### The exercise:
Repeat the listing in full, word for word.

### Data shown:
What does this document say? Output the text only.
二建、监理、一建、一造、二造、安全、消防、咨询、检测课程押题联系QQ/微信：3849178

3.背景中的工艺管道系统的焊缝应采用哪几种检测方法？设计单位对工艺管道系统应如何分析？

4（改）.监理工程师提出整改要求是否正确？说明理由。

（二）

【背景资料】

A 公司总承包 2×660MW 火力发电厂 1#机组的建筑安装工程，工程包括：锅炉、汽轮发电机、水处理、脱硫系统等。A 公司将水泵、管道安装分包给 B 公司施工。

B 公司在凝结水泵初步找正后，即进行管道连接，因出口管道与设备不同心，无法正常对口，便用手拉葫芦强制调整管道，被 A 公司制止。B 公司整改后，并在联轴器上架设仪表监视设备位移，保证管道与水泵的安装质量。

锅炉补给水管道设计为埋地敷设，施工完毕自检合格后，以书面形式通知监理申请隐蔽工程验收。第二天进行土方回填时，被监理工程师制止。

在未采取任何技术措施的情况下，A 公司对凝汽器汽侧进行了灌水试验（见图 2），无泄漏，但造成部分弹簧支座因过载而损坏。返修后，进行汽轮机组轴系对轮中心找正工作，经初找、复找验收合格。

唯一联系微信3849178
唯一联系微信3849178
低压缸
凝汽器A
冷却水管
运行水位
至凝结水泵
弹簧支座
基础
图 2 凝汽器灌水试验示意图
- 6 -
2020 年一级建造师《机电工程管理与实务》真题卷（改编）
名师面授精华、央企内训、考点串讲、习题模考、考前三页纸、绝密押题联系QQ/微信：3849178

### Right answer:
What does this document say? Output the text only.
二建、监理、一建、一造、二造、安全、消防、咨询、检测课程押题联系QQ/微信：3849178

3.背景中的工艺管道系统的焊缝应采用哪几种检测方法？设计单位对工艺管道系统应如何分析？

4（改）.监理工程师提出整改要求是否正确？说明理由。

（二）

【背景资料】

A 公司总承包 2×660MW 火力发电厂 1#机组的建筑安装工程，工程包括：锅炉、汽轮发电机、水处理、脱硫系统等。A 公司将水泵、管道安装分包给 B 公司施工。

B 公司在凝结水泵初步找正后，即进行管道连接，因出口管道与设备不同心，无法正常对口，便用手拉葫芦强制调整管道，被 A 公司制止。B 公司整改后，并在联轴器上架设仪表监视设备位移，保证管道与水泵的安装质量。

锅炉补给水管道设计为埋地敷设，施工完毕自检合格后，以书面形式通知监理申请隐蔽工程验收。第二天进行土方回填时，被监理工程师制止。

在未采取任何技术措施的情况下，A 公司对凝汽器汽侧进行了灌水试验（见图 2），无泄漏，但造成部分弹簧支座因过载而损坏。返修后，进行汽轮机组轴系对轮中心找正工作，经初找、复找验收合格。

唯一联系微信3849178
唯一联系微信3849178
低压缸
凝汽器A
冷却水管
运行水位
至凝结水泵
弹簧支座
基础
图 2 凝汽器灌水试验示意图
- 6 -
2020 年一级建造师《机电工程管理与实务》真题卷（改编）
名师面授精华、央企内训、考点串讲、习题模考、考前三页纸、绝密押题联系QQ/微信：3849178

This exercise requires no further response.